Print the records below exactly as they appear.
* Begin *
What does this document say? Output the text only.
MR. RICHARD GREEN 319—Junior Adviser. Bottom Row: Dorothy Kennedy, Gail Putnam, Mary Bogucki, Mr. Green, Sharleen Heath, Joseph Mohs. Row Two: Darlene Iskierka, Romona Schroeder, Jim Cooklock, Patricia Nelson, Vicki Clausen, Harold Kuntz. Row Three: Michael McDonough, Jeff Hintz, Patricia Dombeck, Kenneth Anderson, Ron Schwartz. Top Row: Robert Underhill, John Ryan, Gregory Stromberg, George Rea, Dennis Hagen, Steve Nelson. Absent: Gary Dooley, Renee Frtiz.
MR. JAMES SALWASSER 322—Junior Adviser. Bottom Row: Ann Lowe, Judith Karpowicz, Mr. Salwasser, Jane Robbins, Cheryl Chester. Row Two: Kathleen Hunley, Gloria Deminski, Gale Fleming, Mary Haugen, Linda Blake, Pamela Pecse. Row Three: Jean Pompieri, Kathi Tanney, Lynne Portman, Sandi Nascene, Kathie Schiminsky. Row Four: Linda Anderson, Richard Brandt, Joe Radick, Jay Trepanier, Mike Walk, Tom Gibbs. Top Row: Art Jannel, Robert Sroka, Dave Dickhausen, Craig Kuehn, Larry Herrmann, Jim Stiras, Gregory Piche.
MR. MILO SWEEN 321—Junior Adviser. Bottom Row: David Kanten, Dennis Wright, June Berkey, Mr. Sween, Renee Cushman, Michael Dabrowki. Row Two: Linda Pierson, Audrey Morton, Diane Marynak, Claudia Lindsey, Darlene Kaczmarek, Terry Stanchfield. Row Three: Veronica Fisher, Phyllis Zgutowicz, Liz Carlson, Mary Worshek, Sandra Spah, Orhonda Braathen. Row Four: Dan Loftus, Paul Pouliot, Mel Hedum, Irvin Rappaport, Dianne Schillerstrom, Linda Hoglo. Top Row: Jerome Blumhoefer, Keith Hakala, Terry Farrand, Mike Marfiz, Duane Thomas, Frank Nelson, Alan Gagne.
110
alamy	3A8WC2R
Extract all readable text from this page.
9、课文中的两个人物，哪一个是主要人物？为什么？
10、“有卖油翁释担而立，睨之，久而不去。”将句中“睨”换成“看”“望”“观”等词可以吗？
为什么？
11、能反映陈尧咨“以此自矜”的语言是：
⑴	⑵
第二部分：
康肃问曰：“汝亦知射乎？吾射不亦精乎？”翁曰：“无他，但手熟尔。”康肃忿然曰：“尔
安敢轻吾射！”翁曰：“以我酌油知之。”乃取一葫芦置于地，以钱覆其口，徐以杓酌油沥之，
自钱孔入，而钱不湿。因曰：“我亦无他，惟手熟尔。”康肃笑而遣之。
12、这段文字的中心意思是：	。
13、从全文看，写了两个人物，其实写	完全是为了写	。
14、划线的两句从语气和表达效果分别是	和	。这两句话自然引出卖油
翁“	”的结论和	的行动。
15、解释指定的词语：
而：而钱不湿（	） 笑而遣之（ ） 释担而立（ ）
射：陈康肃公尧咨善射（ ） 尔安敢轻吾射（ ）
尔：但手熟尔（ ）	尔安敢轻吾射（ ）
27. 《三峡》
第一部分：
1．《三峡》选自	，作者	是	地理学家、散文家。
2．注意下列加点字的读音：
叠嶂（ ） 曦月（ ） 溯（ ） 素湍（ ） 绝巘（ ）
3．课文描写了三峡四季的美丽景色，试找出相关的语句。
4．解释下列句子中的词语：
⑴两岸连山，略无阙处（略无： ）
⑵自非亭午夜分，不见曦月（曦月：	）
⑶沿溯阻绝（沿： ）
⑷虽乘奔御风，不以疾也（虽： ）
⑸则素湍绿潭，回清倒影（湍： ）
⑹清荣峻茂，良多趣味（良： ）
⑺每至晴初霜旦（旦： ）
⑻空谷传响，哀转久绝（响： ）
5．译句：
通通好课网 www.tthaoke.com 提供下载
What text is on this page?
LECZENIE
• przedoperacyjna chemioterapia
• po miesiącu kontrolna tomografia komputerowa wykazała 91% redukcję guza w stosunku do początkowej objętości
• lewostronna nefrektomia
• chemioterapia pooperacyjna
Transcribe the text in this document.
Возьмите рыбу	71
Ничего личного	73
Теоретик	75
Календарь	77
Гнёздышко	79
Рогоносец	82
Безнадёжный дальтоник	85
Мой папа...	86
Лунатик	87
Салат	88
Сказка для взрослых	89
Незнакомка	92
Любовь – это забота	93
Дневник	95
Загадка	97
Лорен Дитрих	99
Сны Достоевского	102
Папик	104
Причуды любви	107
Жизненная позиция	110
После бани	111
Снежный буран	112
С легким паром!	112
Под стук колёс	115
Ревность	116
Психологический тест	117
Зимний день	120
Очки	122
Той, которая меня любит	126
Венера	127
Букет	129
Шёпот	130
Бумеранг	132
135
* End *
Right answer:
What does this document say? Output the text only.
MR. RICHARD GREEN 319—Junior Adviser. Bottom Row: Dorothy Kennedy, Gail Putnam, Mary Bogucki, Mr. Green, Sharleen Heath, Joseph Mohs. Row Two: Darlene Iskierka, Romona Schroeder, Jim Cooklock, Patricia Nelson, Vicki Clausen, Harold Kuntz. Row Three: Michael McDonough, Jeff Hintz, Patricia Dombeck, Kenneth Anderson, Ron Schwartz. Top Row: Robert Underhill, John Ryan, Gregory Stromberg, George Rea, Dennis Hagen, Steve Nelson. Absent: Gary Dooley, Renee Frtiz.
MR. JAMES SALWASSER 322—Junior Adviser. Bottom Row: Ann Lowe, Judith Karpowicz, Mr. Salwasser, Jane Robbins, Cheryl Chester. Row Two: Kathleen Hunley, Gloria Deminski, Gale Fleming, Mary Haugen, Linda Blake, Pamela Pecse. Row Three: Jean Pompieri, Kathi Tanney, Lynne Portman, Sandi Nascene, Kathie Schiminsky. Row Four: Linda Anderson, Richard Brandt, Joe Radick, Jay Trepanier, Mike Walk, Tom Gibbs. Top Row: Art Jannel, Robert Sroka, Dave Dickhausen, Craig Kuehn, Larry Herrmann, Jim Stiras, Gregory Piche.
MR. MILO SWEEN 321—Junior Adviser. Bottom Row: David Kanten, Dennis Wright, June Berkey, Mr. Sween, Renee Cushman, Michael Dabrowki. Row Two: Linda Pierson, Audrey Morton, Diane Marynak, Claudia Lindsey, Darlene Kaczmarek, Terry Stanchfield. Row Three: Veronica Fisher, Phyllis Zgutowicz, Liz Carlson, Mary Worshek, Sandra Spah, Orhonda Braathen. Row Four: Dan Loftus, Paul Pouliot, Mel Hedum, Irvin Rappaport, Dianne Schillerstrom, Linda Hoglo. Top Row: Jerome Blumhoefer, Keith Hakala, Terry Farrand, Mike Marfiz, Duane Thomas, Frank Nelson, Alan Gagne.
110
alamy	3A8WC2R
Extract all readable text from this page.
9、课文中的两个人物，哪一个是主要人物？为什么？
10、“有卖油翁释担而立，睨之，久而不去。”将句中“睨”换成“看”“望”“观”等词可以吗？
为什么？
11、能反映陈尧咨“以此自矜”的语言是：
⑴	⑵
第二部分：
康肃问曰：“汝亦知射乎？吾射不亦精乎？”翁曰：“无他，但手熟尔。”康肃忿然曰：“尔
安敢轻吾射！”翁曰：“以我酌油知之。”乃取一葫芦置于地，以钱覆其口，徐以杓酌油沥之，
自钱孔入，而钱不湿。因曰：“我亦无他，惟手熟尔。”康肃笑而遣之。
12、这段文字的中心意思是：	。
13、从全文看，写了两个人物，其实写	完全是为了写	。
14、划线的两句从语气和表达效果分别是	和	。这两句话自然引出卖油
翁“	”的结论和	的行动。
15、解释指定的词语：
而：而钱不湿（	） 笑而遣之（ ） 释担而立（ ）
射：陈康肃公尧咨善射（ ） 尔安敢轻吾射（ ）
尔：但手熟尔（ ）	尔安敢轻吾射（ ）
27. 《三峡》
第一部分：
1．《三峡》选自	，作者	是	地理学家、散文家。
2．注意下列加点字的读音：
叠嶂（ ） 曦月（ ） 溯（ ） 素湍（ ） 绝巘（ ）
3．课文描写了三峡四季的美丽景色，试找出相关的语句。
4．解释下列句子中的词语：
⑴两岸连山，略无阙处（略无： ）
⑵自非亭午夜分，不见曦月（曦月：	）
⑶沿溯阻绝（沿： ）
⑷虽乘奔御风，不以疾也（虽： ）
⑸则素湍绿潭，回清倒影（湍： ）
⑹清荣峻茂，良多趣味（良： ）
⑺每至晴初霜旦（旦： ）
⑻空谷传响，哀转久绝（响： ）
5．译句：
通通好课网 www.tthaoke.com 提供下载
What text is on this page?
LECZENIE
• przedoperacyjna chemioterapia
• po miesiącu kontrolna tomografia komputerowa wykazała 91% redukcję guza w stosunku do początkowej objętości
• lewostronna nefrektomia
• chemioterapia pooperacyjna
Transcribe the text in this document.
Возьмите рыбу	71
Ничего личного	73
Теоретик	75
Календарь	77
Гнёздышко	79
Рогоносец	82
Безнадёжный дальтоник	85
Мой папа...	86
Лунатик	87
Салат	88
Сказка для взрослых	89
Незнакомка	92
Любовь – это забота	93
Дневник	95
Загадка	97
Лорен Дитрих	99
Сны Достоевского	102
Папик	104
Причуды любви	107
Жизненная позиция	110
После бани	111
Снежный буран	112
С легким паром!	112
Под стук колёс	115
Ревность	116
Психологический тест	117
Зимний день	120
Очки	122
Той, которая меня любит	126
Венера	127
Букет	129
Шёпот	130
Бумеранг	132
135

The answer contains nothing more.